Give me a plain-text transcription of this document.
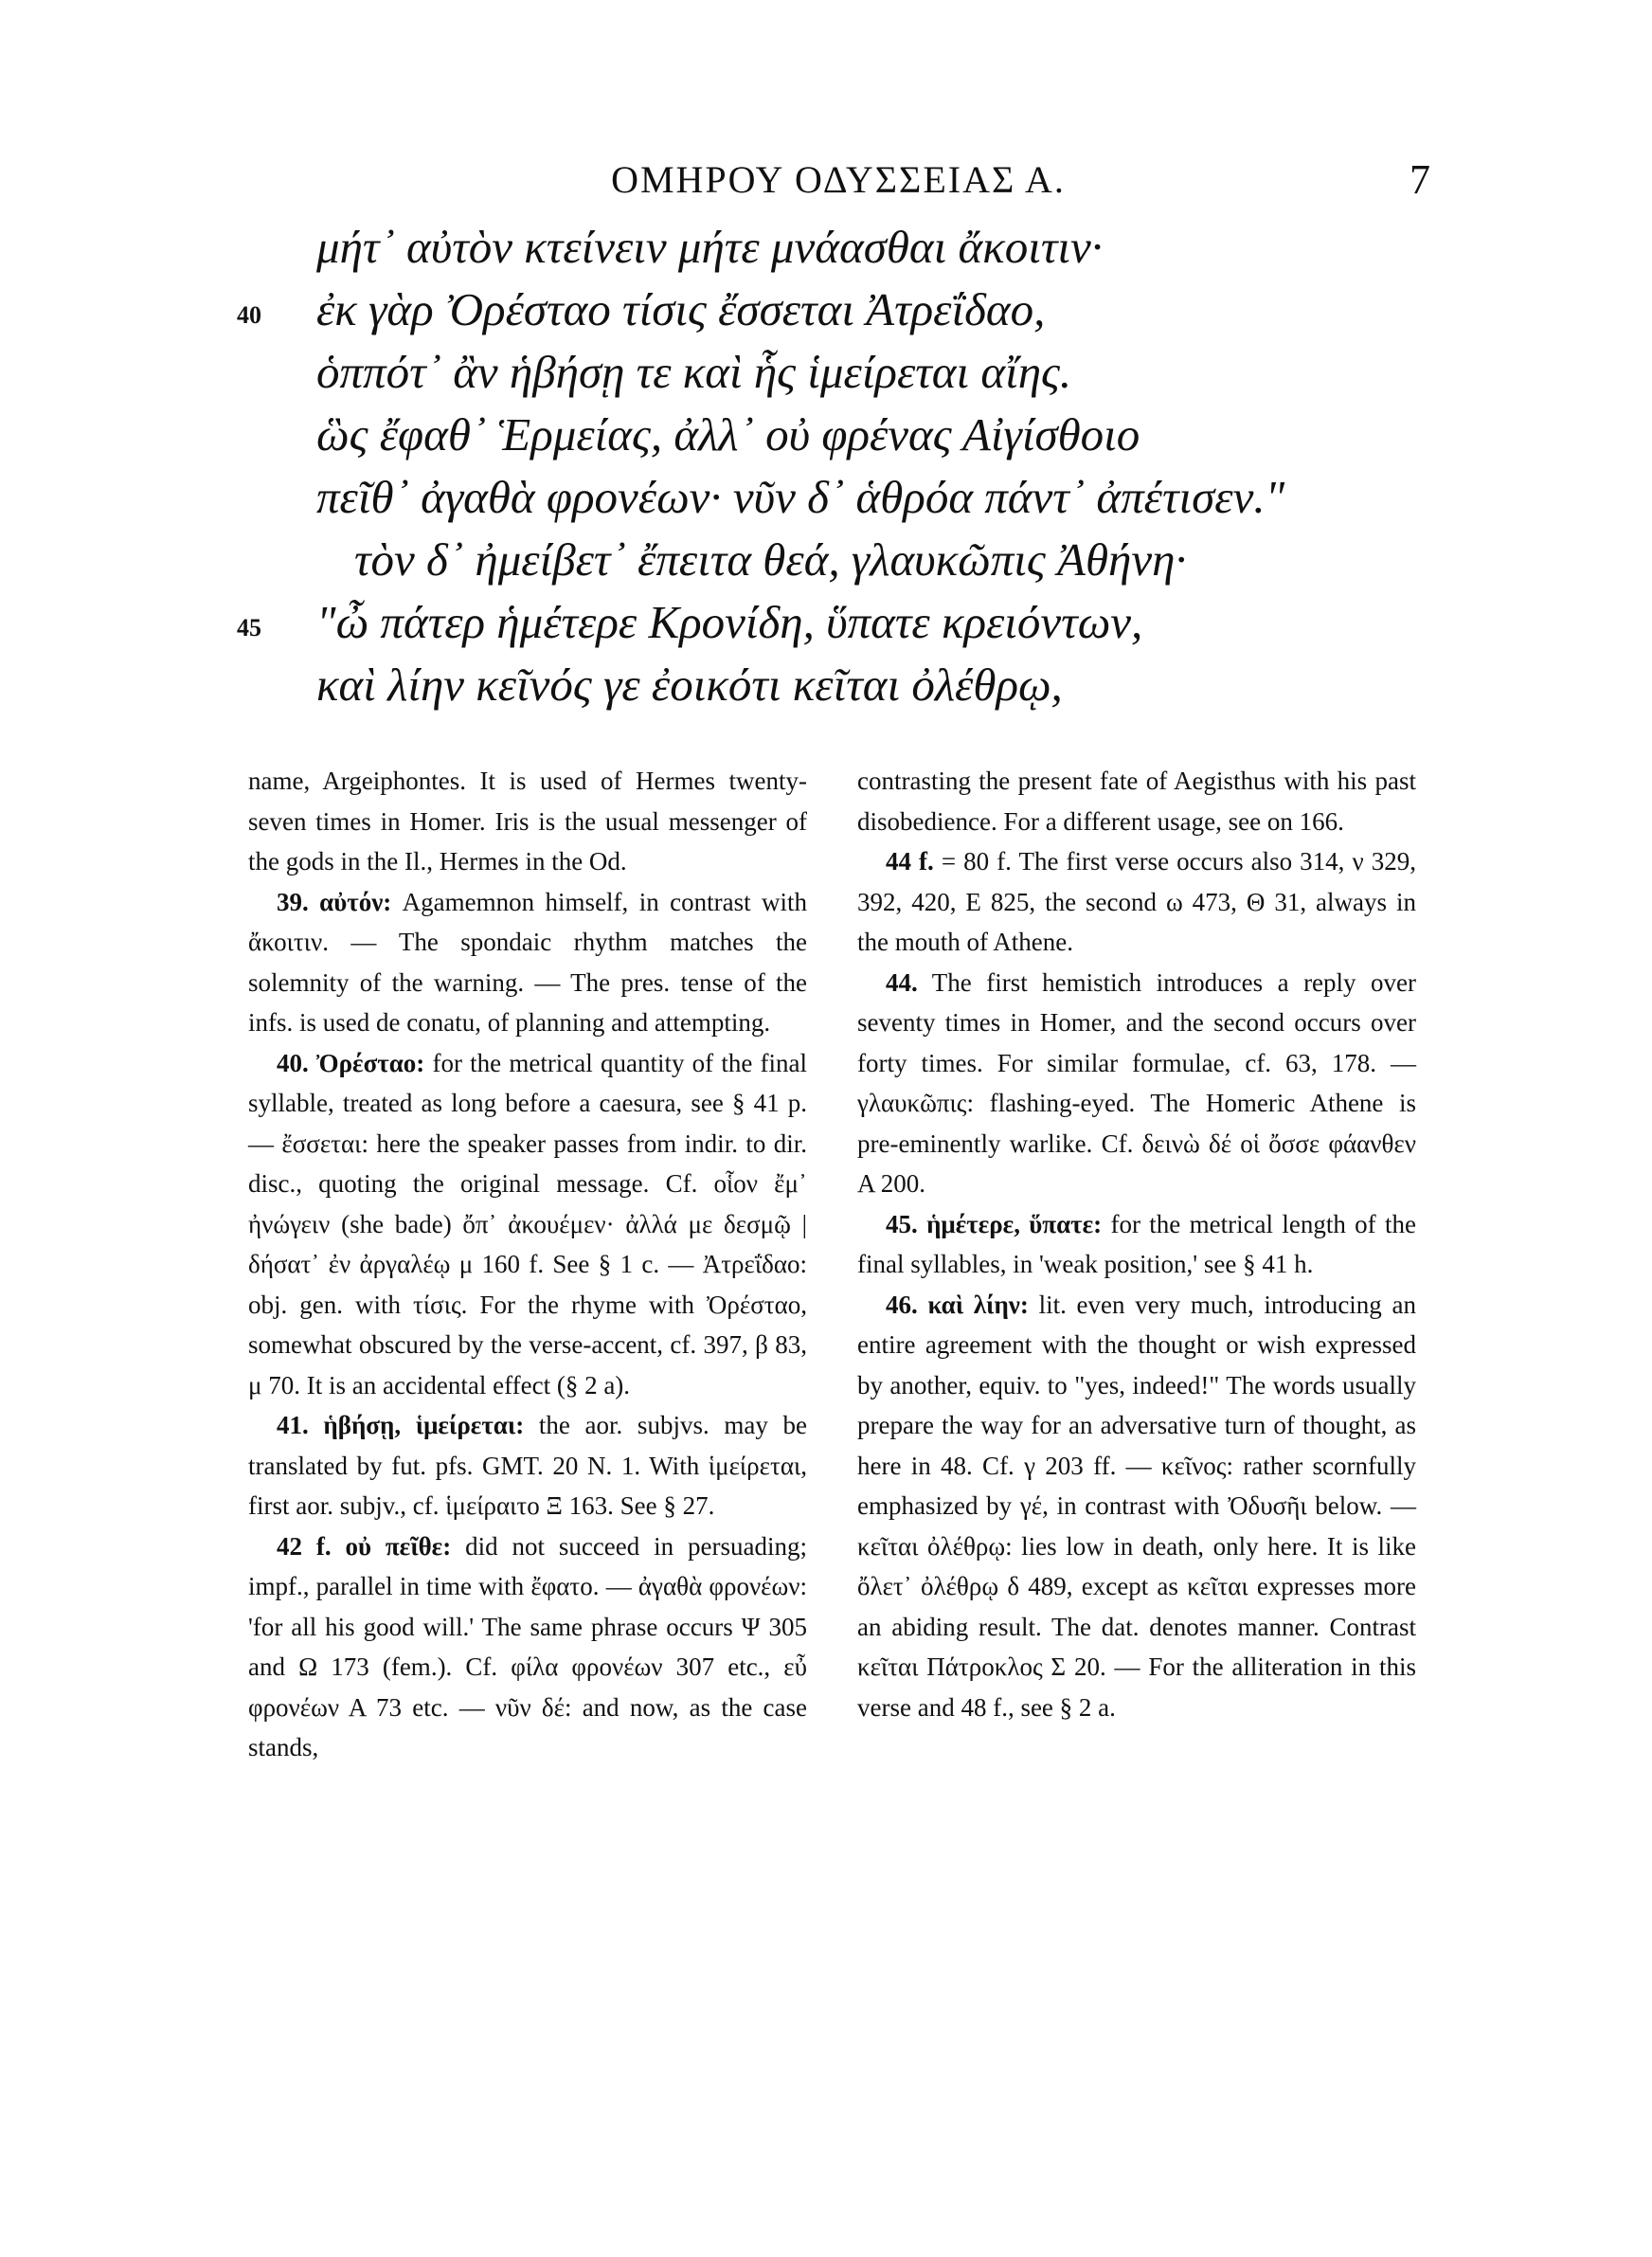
ΟΜΗΡΟΥ ΟΔΥΣΣΕΙΑΣ Α.	7
μήτ᾽ αὐτὸν κτείνειν μήτε μνάασθαι ἄκοιτιν·
40 ἐκ γὰρ Ὀρέσταο τίσις ἔσσεται Ἀτρεΐδαο,
ὁππότ᾽ ἂν ἡβήσῃ τε καὶ ἧς ἱμείρεται αἴης.
ὣς ἔφαθ᾽ Ἑρμείας, ἀλλ᾽ οὐ φρένας Αἰγίσθοιο
πεῖθ᾽ ἀγαθὰ φρονέων· νῦν δ᾽ ἁθρόα πάντ᾽ ἀπέτισεν."
τὸν δ᾽ ἠμείβετ᾽ ἔπειτα θεά, γλαυκῶπις Ἀθήνη·
45 "ὦ πάτερ ἡμέτερε Κρονίδη, ὕπατε κρειόντων,
καὶ λίην κεῖνός γε ἐοικότι κεῖται ὀλέθρῳ,

name, Argeiphontes. It is used of Hermes twenty-seven times in Homer. Iris is the usual messenger of the gods in the Il., Hermes in the Od.

39. αὐτόν: Agamemnon himself, in contrast with ἄκοιτιν. — The spondaic rhythm matches the solemnity of the warning. — The pres. tense of the infs. is used de conatu, of planning and attempting.

40. Ὀρέσταο: for the metrical quantity of the final syllable, treated as long before a caesura, see § 41 p. — ἔσσεται: here the speaker passes from indir. to dir. disc., quoting the original message. Cf. οἷον ἔμ᾽ ἠνώγειν (she bade) ὄπ᾽ ἀκουέμεν· ἀλλά με δεσμῷ | δήσατ᾽ ἐν ἀργαλέῳ μ 160 f. See § 1 c. — Ἀτρεΐδαο: obj. gen. with τίσις. For the rhyme with Ὀρέσταο, somewhat obscured by the verse-accent, cf. 397, β 83, μ 70. It is an accidental effect (§ 2 a).

41. ἡβήσῃ, ἱμείρεται: the aor. subjvs. may be translated by fut. pfs. GMT. 20 N. 1. With ἱμείρεται, first aor. subjv., cf. ἱμείραιτο Ξ 163. See § 27.

42 f. οὐ πεῖθε: did not succeed in persuading; impf., parallel in time with ἔφατο. — ἀγαθὰ φρονέων: 'for all his good will.' The same phrase occurs Ψ 305 and Ω 173 (fem.). Cf. φίλα φρονέων 307 etc., εὖ φρονέων Α 73 etc. — νῦν δέ: and now, as the case stands,

contrasting the present fate of Aegisthus with his past disobedience. For a different usage, see on 166.

44 f. = 80 f. The first verse occurs also 314, ν 329, 392, 420, Ε 825, the second ω 473, Θ 31, always in the mouth of Athene.

44. The first hemistich introduces a reply over seventy times in Homer, and the second occurs over forty times. For similar formulae, cf. 63, 178. — γλαυκῶπις: flashing-eyed. The Homeric Athene is pre-eminently warlike. Cf. δεινὼ δέ οἱ ὄσσε φάανθεν Α 200.

45. ἡμέτερε, ὕπατε: for the metrical length of the final syllables, in 'weak position,' see § 41 h.

46. καὶ λίην: lit. even very much, introducing an entire agreement with the thought or wish expressed by another, equiv. to "yes, indeed!" The words usually prepare the way for an adversative turn of thought, as here in 48. Cf. γ 203 ff. — κεῖνος: rather scornfully emphasized by γέ, in contrast with Ὀδυσῆι below. — κεῖται ὀλέθρῳ: lies low in death, only here. It is like ὄλετ᾽ ὀλέθρῳ δ 489, except as κεῖται expresses more an abiding result. The dat. denotes manner. Contrast κεῖται Πάτροκλος Σ 20. — For the alliteration in this verse and 48 f., see § 2 a.
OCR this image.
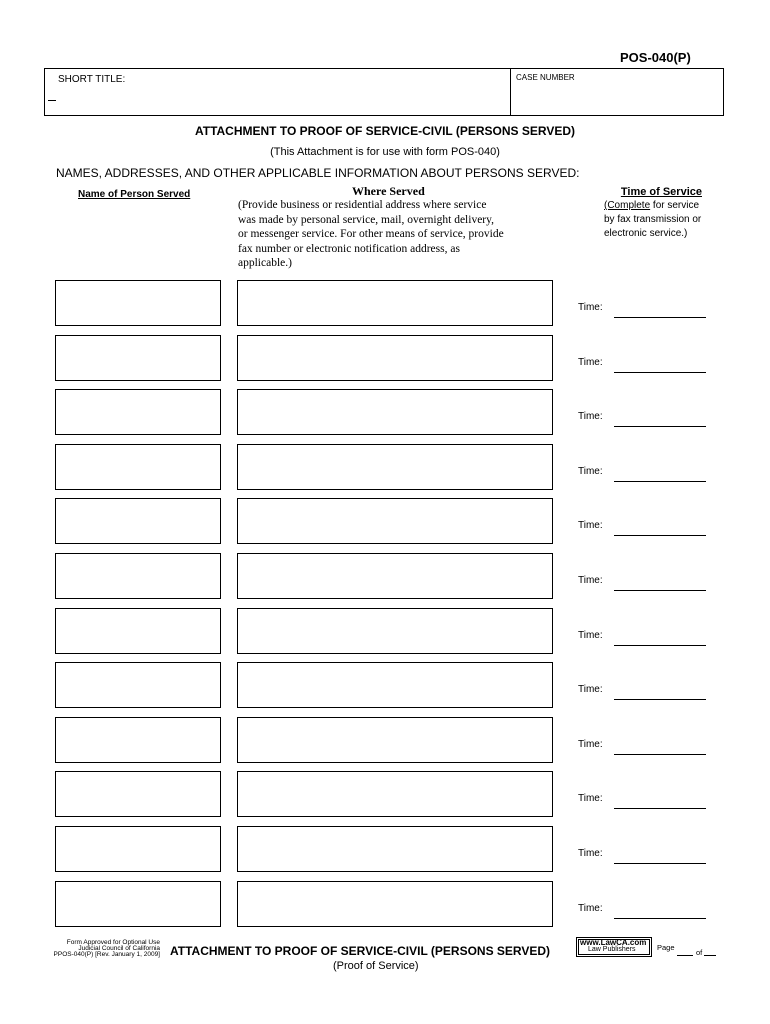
POS-040(P)
SHORT TITLE:	CASE NUMBER
ATTACHMENT TO PROOF OF SERVICE-CIVIL (PERSONS SERVED)
(This Attachment is for use with form POS-040)
NAMES, ADDRESSES, AND OTHER APPLICABLE INFORMATION ABOUT PERSONS SERVED:
Name of Person Served	Where Served
(Provide business or residential address where service was made by personal service, mail, overnight delivery, or messenger service. For other means of service, provide fax number or electronic notification address, as applicable.)
Time of Service
(Complete for service by fax transmission or electronic service.)
Time:
Time:
Time:
Time:
Time:
Time:
Time:
Time:
Time:
Time:
Time:
Time:
Form Approved for Optional Use
Judicial Council of California
PPOS-040(P) [Rev. January 1, 2009] ATTACHMENT TO PROOF OF SERVICE-CIVIL (PERSONS SERVED)
(Proof of Service)
www.LawCA.com
Law Publishers	Page
of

**TASK DETAILS:** Your task is to retype all the entries exactly and leave out any pictures.

**CORRECT ANSWER:**
Give me a plain-text transcription of this document.
ΟΜΗΡΟΥ ΟΔΥΣΣΕΙΑΣ Α.	7
μήτ᾽ αὐτὸν κτείνειν μήτε μνάασθαι ἄκοιτιν·
40 ἐκ γὰρ Ὀρέσταο τίσις ἔσσεται Ἀτρεΐδαο,
ὁππότ᾽ ἂν ἡβήσῃ τε καὶ ἧς ἱμείρεται αἴης.
ὣς ἔφαθ᾽ Ἑρμείας, ἀλλ᾽ οὐ φρένας Αἰγίσθοιο
πεῖθ᾽ ἀγαθὰ φρονέων· νῦν δ᾽ ἁθρόα πάντ᾽ ἀπέτισεν."
τὸν δ᾽ ἠμείβετ᾽ ἔπειτα θεά, γλαυκῶπις Ἀθήνη·
45 "ὦ πάτερ ἡμέτερε Κρονίδη, ὕπατε κρειόντων,
καὶ λίην κεῖνός γε ἐοικότι κεῖται ὀλέθρῳ,

name, Argeiphontes. It is used of Hermes twenty-seven times in Homer. Iris is the usual messenger of the gods in the Il., Hermes in the Od.

39. αὐτόν: Agamemnon himself, in contrast with ἄκοιτιν. — The spondaic rhythm matches the solemnity of the warning. — The pres. tense of the infs. is used de conatu, of planning and attempting.

40. Ὀρέσταο: for the metrical quantity of the final syllable, treated as long before a caesura, see § 41 p. — ἔσσεται: here the speaker passes from indir. to dir. disc., quoting the original message. Cf. οἷον ἔμ᾽ ἠνώγειν (she bade) ὄπ᾽ ἀκουέμεν· ἀλλά με δεσμῷ | δήσατ᾽ ἐν ἀργαλέῳ μ 160 f. See § 1 c. — Ἀτρεΐδαο: obj. gen. with τίσις. For the rhyme with Ὀρέσταο, somewhat obscured by the verse-accent, cf. 397, β 83, μ 70. It is an accidental effect (§ 2 a).

41. ἡβήσῃ, ἱμείρεται: the aor. subjvs. may be translated by fut. pfs. GMT. 20 N. 1. With ἱμείρεται, first aor. subjv., cf. ἱμείραιτο Ξ 163. See § 27.

42 f. οὐ πεῖθε: did not succeed in persuading; impf., parallel in time with ἔφατο. — ἀγαθὰ φρονέων: 'for all his good will.' The same phrase occurs Ψ 305 and Ω 173 (fem.). Cf. φίλα φρονέων 307 etc., εὖ φρονέων Α 73 etc. — νῦν δέ: and now, as the case stands,

contrasting the present fate of Aegisthus with his past disobedience. For a different usage, see on 166.

44 f. = 80 f. The first verse occurs also 314, ν 329, 392, 420, Ε 825, the second ω 473, Θ 31, always in the mouth of Athene.

44. The first hemistich introduces a reply over seventy times in Homer, and the second occurs over forty times. For similar formulae, cf. 63, 178. — γλαυκῶπις: flashing-eyed. The Homeric Athene is pre-eminently warlike. Cf. δεινὼ δέ οἱ ὄσσε φάανθεν Α 200.

45. ἡμέτερε, ὕπατε: for the metrical length of the final syllables, in 'weak position,' see § 41 h.

46. καὶ λίην: lit. even very much, introducing an entire agreement with the thought or wish expressed by another, equiv. to "yes, indeed!" The words usually prepare the way for an adversative turn of thought, as here in 48. Cf. γ 203 ff. — κεῖνος: rather scornfully emphasized by γέ, in contrast with Ὀδυσῆι below. — κεῖται ὀλέθρῳ: lies low in death, only here. It is like ὄλετ᾽ ὀλέθρῳ δ 489, except as κεῖται expresses more an abiding result. The dat. denotes manner. Contrast κεῖται Πάτροκλος Σ 20. — For the alliteration in this verse and 48 f., see § 2 a.
OCR this image.
POS-040(P)
SHORT TITLE:	CASE NUMBER
ATTACHMENT TO PROOF OF SERVICE-CIVIL (PERSONS SERVED)
(This Attachment is for use with form POS-040)
NAMES, ADDRESSES, AND OTHER APPLICABLE INFORMATION ABOUT PERSONS SERVED:
Name of Person Served	Where Served
(Provide business or residential address where service was made by personal service, mail, overnight delivery, or messenger service. For other means of service, provide fax number or electronic notification address, as applicable.)
Time of Service
(Complete for service by fax transmission or electronic service.)
Time:
Time:
Time:
Time:
Time:
Time:
Time:
Time:
Time:
Time:
Time:
Time:
Form Approved for Optional Use
Judicial Council of California
PPOS-040(P) [Rev. January 1, 2009] ATTACHMENT TO PROOF OF SERVICE-CIVIL (PERSONS SERVED)
(Proof of Service)
www.LawCA.com
Law Publishers	Page
of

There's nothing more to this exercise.